------ Data rows ------
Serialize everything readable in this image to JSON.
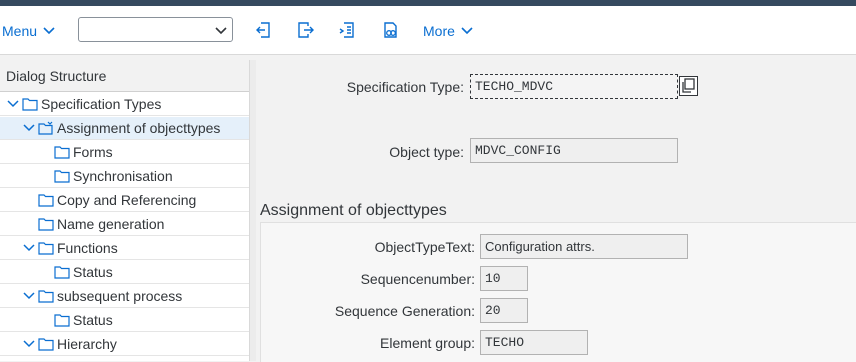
{
  "toolbar": {
    "menu_label": "Menu",
    "combo_value": "",
    "more_label": "More"
  },
  "dialog_structure": {
    "title": "Dialog Structure",
    "items": [
      {
        "label": "Specification Types"
      },
      {
        "label": "Assignment of objecttypes"
      },
      {
        "label": "Forms"
      },
      {
        "label": "Synchronisation"
      },
      {
        "label": "Copy and Referencing"
      },
      {
        "label": "Name generation"
      },
      {
        "label": "Functions"
      },
      {
        "label": "Status"
      },
      {
        "label": "subsequent process"
      },
      {
        "label": "Status"
      },
      {
        "label": "Hierarchy"
      }
    ]
  },
  "header_fields": {
    "spec_type_label": "Specification Type:",
    "spec_type_value": "TECHO_MDVC",
    "object_type_label": "Object type:",
    "object_type_value": "MDVC_CONFIG"
  },
  "section": {
    "title": "Assignment of objecttypes",
    "objecttypetext_label": "ObjectTypeText:",
    "objecttypetext_value": "Configuration attrs.",
    "sequencenumber_label": "Sequencenumber:",
    "sequencenumber_value": "10",
    "sequence_generation_label": "Sequence Generation:",
    "sequence_generation_value": "20",
    "element_group_label": "Element group:",
    "element_group_value": "TECHO"
  },
  "colors": {
    "shell": "#354a5f",
    "link": "#0a6ed1",
    "selected_row": "#e5f0fa"
  }
}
------
Each record above should be copied character for character, with pictures dropped.

Serialize everything readable in this image to JSON.
{
  "toolbar": {
    "menu_label": "Menu",
    "combo_value": "",
    "more_label": "More"
  },
  "dialog_structure": {
    "title": "Dialog Structure",
    "items": [
      {
        "label": "Specification Types"
      },
      {
        "label": "Assignment of objecttypes"
      },
      {
        "label": "Forms"
      },
      {
        "label": "Synchronisation"
      },
      {
        "label": "Copy and Referencing"
      },
      {
        "label": "Name generation"
      },
      {
        "label": "Functions"
      },
      {
        "label": "Status"
      },
      {
        "label": "subsequent process"
      },
      {
        "label": "Status"
      },
      {
        "label": "Hierarchy"
      }
    ]
  },
  "header_fields": {
    "spec_type_label": "Specification Type:",
    "spec_type_value": "TECHO_MDVC",
    "object_type_label": "Object type:",
    "object_type_value": "MDVC_CONFIG"
  },
  "section": {
    "title": "Assignment of objecttypes",
    "objecttypetext_label": "ObjectTypeText:",
    "objecttypetext_value": "Configuration attrs.",
    "sequencenumber_label": "Sequencenumber:",
    "sequencenumber_value": "10",
    "sequence_generation_label": "Sequence Generation:",
    "sequence_generation_value": "20",
    "element_group_label": "Element group:",
    "element_group_value": "TECHO"
  },
  "colors": {
    "shell": "#354a5f",
    "link": "#0a6ed1",
    "selected_row": "#e5f0fa"
  }
}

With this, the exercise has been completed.